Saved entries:

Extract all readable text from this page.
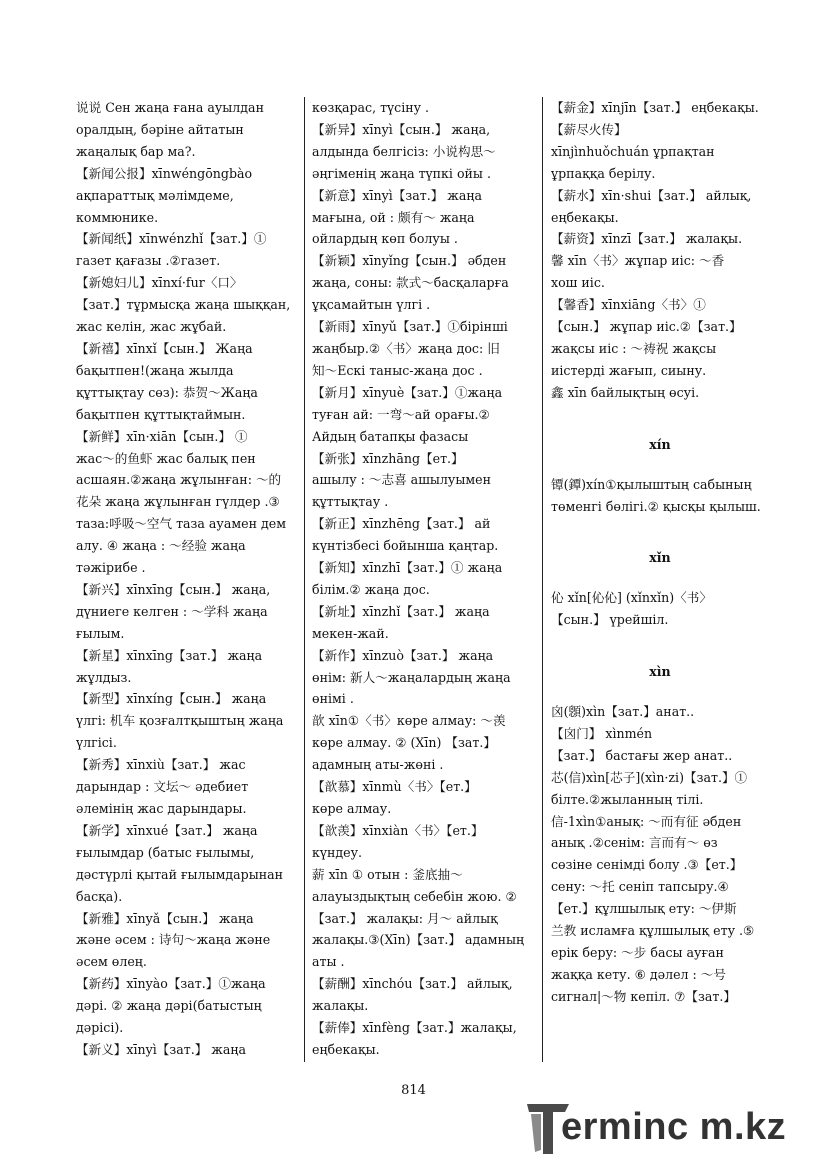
说说 Сен жаңа ғана ауылдан
оралдың, бәріне айтатын
жаңалық бар ма?.
【新闻公报】xīnwéngōngbào
ақпараттық мәлімдеме,
коммюнике.
【新闻纸】xīnwénzhǐ【зат.】①
газет қағазы .②газет.
【新媳妇儿】xīnxí·fur〈口〉
【зат.】тұрмысқа жаңа шыққан,
жас келін, жас жұбай.
【新禧】xīnxǐ【сын.】 Жаңа
бақытпен!(жаңа жылда
құттықтау сөз): 恭贺～Жаңа
бақытпен құттықтаймын.
【新鲜】xīn·xiān【сын.】 ①
жас～的鱼虾 жас балық пен
асшаян.②жаңа жұлынған: ～的
花朵 жаңа жұлынған гүлдер .③
таза:呼吸～空气 таза ауамен дем
алу. ④ жаңа : ～经验 жаңа
тәжірибе .
【新兴】xīnxīng【сын.】 жаңа,
дүниеге келген : ～学科 жаңа
ғылым.
【新星】xīnxīng【зат.】 жаңа
жұлдыз.
【新型】xīnxíng【сын.】 жаңа
үлгі: 机车 қозғалтқыштың жаңа
үлгісі.
【新秀】xīnxiù【зат.】 жас
дарындар : 文坛～ әдебиет
әлемінің жас дарындары.
【新学】xīnxué【зат.】 жаңа
ғылымдар (батыс ғылымы,
дәстүрлі қытай ғылымдарынан
басқа).
【新雅】xīnyǎ【сын.】 жаңа
және әсем : 诗句～жаңа және
әсем өлең.
【新药】xīnyào【зат.】①жаңа
дәрі. ② жаңа дәрі(батыстың
дәрісі).
【新义】xīnyì【зат.】 жаңа
көзқарас, түсіну .
【新异】xīnyì【сын.】 жаңа,
алдында белгісіз: 小说构思～
әңгіменің жаңа түпкі ойы .
【新意】xīnyì【зат.】 жаңа
мағына, ой : 颇有～ жаңа
ойлардың көп болуы .
【新颖】xīnyǐng【сын.】 әбден
жаңа, соны: 款式～басқаларға
ұқсамайтын үлгі .
【新雨】xīnyǔ【зат.】①бірінші
жаңбыр.②〈书〉жаңа дос: 旧
知～Ескі таныс-жаңа дос .
【新月】xīnyuè【зат.】①жаңа
туған ай: 一弯～ай орағы.②
Айдың батапқы фазасы
【新张】xīnzhāng【ет.】
ашылу : ～志喜 ашылуымен
құттықтау .
【新正】xīnzhēng【зат.】 ай
күнтізбесі бойынша қаңтар.
【新知】xīnzhī【зат.】① жаңа
білім.② жаңа дос.
【新址】xīnzhǐ【зат.】 жаңа
мекен-жай.
【新作】xīnzuò【зат.】 жаңа
өнім: 新人～жаңалардың жаңа
өнімі .
歆 xīn①〈书〉көре алмау: ～羡
көре алмау. ② (Xīn) 【зат.】
адамның аты-жөні .
【歆慕】xīnmù〈书〉【ет.】
көре алмау.
【歆羡】xīnxiàn〈书〉【ет.】
күндеу.
薪 xīn ① отын : 釜底抽～
алауыздықтың себебін жою. ②
【зат.】 жалақы: 月～ айлық
жалақы.③(Xīn)【зат.】 адамның
аты .
【薪酬】xīnchóu【зат.】 айлық,
жалақы.
【薪俸】xīnfèng【зат.】жалақы,
еңбекақы.
【薪金】xīnjīn【зат.】 еңбекақы.
【薪尽火传】
xīnjìnhuǒchuán ұрпақтан
ұрпаққа берілу.
【薪水】xīn·shui【зат.】 айлық,
еңбекақы.
【薪资】xīnzī【зат.】 жалақы.
馨 xīn〈书〉жұпар иіс: ～香
хош иіс.
【馨香】xīnxiāng〈书〉①
【сын.】 жұпар иіс.②【зат.】
жақсы иіс : ～祷祝 жақсы
иістерді жағып, сиыну.
鑫 xīn байлықтың өсуі.
xín
镡(鐔)xín①қылыштың сабының
төменгі бөлігі.② қысқы қылыш.
xǐn
伈 xǐn[伈伈] (xǐnxǐn)〈书〉
【сын.】 үрейшіл.
xìn
囟(顖)xìn【зат.】анат..
【囟门】 xìnmén
【зат.】 бастағы жер анат..
芯(信)xìn[芯子](xìn·zi)【зат.】①
білте.②жыланның тілі.
信-1xìn①анық: ～而有征 әбден
анық .②сенім: 言而有～ өз
сөзіне сенімді болу .③【ет.】
сену: ～托 сеніп тапсыру.④
【ет.】құлшылық ету: ～伊斯
兰教 исламға құлшылық ету .⑤
ерік беру: ～步 басы ауған
жаққа кету. ⑥ дәлел : ～号
сигнал|～物 кепіл. ⑦【зат.】
814
erminc m.kz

**GOAL**
Restate each line of the records exactly; pictures do not belong in the copy.

**THE COMPLETED TASK**
Extract all readable text from this page.
说说 Сен жаңа ғана ауылдан
оралдың, бәріне айтатын
жаңалық бар ма?.
【新闻公报】xīnwéngōngbào
ақпараттық мәлімдеме,
коммюнике.
【新闻纸】xīnwénzhǐ【зат.】①
газет қағазы .②газет.
【新媳妇儿】xīnxí·fur〈口〉
【зат.】тұрмысқа жаңа шыққан,
жас келін, жас жұбай.
【新禧】xīnxǐ【сын.】 Жаңа
бақытпен!(жаңа жылда
құттықтау сөз): 恭贺～Жаңа
бақытпен құттықтаймын.
【新鲜】xīn·xiān【сын.】 ①
жас～的鱼虾 жас балық пен
асшаян.②жаңа жұлынған: ～的
花朵 жаңа жұлынған гүлдер .③
таза:呼吸～空气 таза ауамен дем
алу. ④ жаңа : ～经验 жаңа
тәжірибе .
【新兴】xīnxīng【сын.】 жаңа,
дүниеге келген : ～学科 жаңа
ғылым.
【新星】xīnxīng【зат.】 жаңа
жұлдыз.
【新型】xīnxíng【сын.】 жаңа
үлгі: 机车 қозғалтқыштың жаңа
үлгісі.
【新秀】xīnxiù【зат.】 жас
дарындар : 文坛～ әдебиет
әлемінің жас дарындары.
【新学】xīnxué【зат.】 жаңа
ғылымдар (батыс ғылымы,
дәстүрлі қытай ғылымдарынан
басқа).
【新雅】xīnyǎ【сын.】 жаңа
және әсем : 诗句～жаңа және
әсем өлең.
【新药】xīnyào【зат.】①жаңа
дәрі. ② жаңа дәрі(батыстың
дәрісі).
【新义】xīnyì【зат.】 жаңа
көзқарас, түсіну .
【新异】xīnyì【сын.】 жаңа,
алдында белгісіз: 小说构思～
әңгіменің жаңа түпкі ойы .
【新意】xīnyì【зат.】 жаңа
мағына, ой : 颇有～ жаңа
ойлардың көп болуы .
【新颖】xīnyǐng【сын.】 әбден
жаңа, соны: 款式～басқаларға
ұқсамайтын үлгі .
【新雨】xīnyǔ【зат.】①бірінші
жаңбыр.②〈书〉жаңа дос: 旧
知～Ескі таныс-жаңа дос .
【新月】xīnyuè【зат.】①жаңа
туған ай: 一弯～ай орағы.②
Айдың батапқы фазасы
【新张】xīnzhāng【ет.】
ашылу : ～志喜 ашылуымен
құттықтау .
【新正】xīnzhēng【зат.】 ай
күнтізбесі бойынша қаңтар.
【新知】xīnzhī【зат.】① жаңа
білім.② жаңа дос.
【新址】xīnzhǐ【зат.】 жаңа
мекен-жай.
【新作】xīnzuò【зат.】 жаңа
өнім: 新人～жаңалардың жаңа
өнімі .
歆 xīn①〈书〉көре алмау: ～羡
көре алмау. ② (Xīn) 【зат.】
адамның аты-жөні .
【歆慕】xīnmù〈书〉【ет.】
көре алмау.
【歆羡】xīnxiàn〈书〉【ет.】
күндеу.
薪 xīn ① отын : 釜底抽～
алауыздықтың себебін жою. ②
【зат.】 жалақы: 月～ айлық
жалақы.③(Xīn)【зат.】 адамның
аты .
【薪酬】xīnchóu【зат.】 айлық,
жалақы.
【薪俸】xīnfèng【зат.】жалақы,
еңбекақы.
【薪金】xīnjīn【зат.】 еңбекақы.
【薪尽火传】
xīnjìnhuǒchuán ұрпақтан
ұрпаққа берілу.
【薪水】xīn·shui【зат.】 айлық,
еңбекақы.
【薪资】xīnzī【зат.】 жалақы.
馨 xīn〈书〉жұпар иіс: ～香
хош иіс.
【馨香】xīnxiāng〈书〉①
【сын.】 жұпар иіс.②【зат.】
жақсы иіс : ～祷祝 жақсы
иістерді жағып, сиыну.
鑫 xīn байлықтың өсуі.
xín
镡(鐔)xín①қылыштың сабының
төменгі бөлігі.② қысқы қылыш.
xǐn
伈 xǐn[伈伈] (xǐnxǐn)〈书〉
【сын.】 үрейшіл.
xìn
囟(顖)xìn【зат.】анат..
【囟门】 xìnmén
【зат.】 бастағы жер анат..
芯(信)xìn[芯子](xìn·zi)【зат.】①
білте.②жыланның тілі.
信-1xìn①анық: ～而有征 әбден
анық .②сенім: 言而有～ өз
сөзіне сенімді болу .③【ет.】
сену: ～托 сеніп тапсыру.④
【ет.】құлшылық ету: ～伊斯
兰教 исламға құлшылық ету .⑤
ерік беру: ～步 басы ауған
жаққа кету. ⑥ дәлел : ～号
сигнал|～物 кепіл. ⑦【зат.】
814
erminc m.kz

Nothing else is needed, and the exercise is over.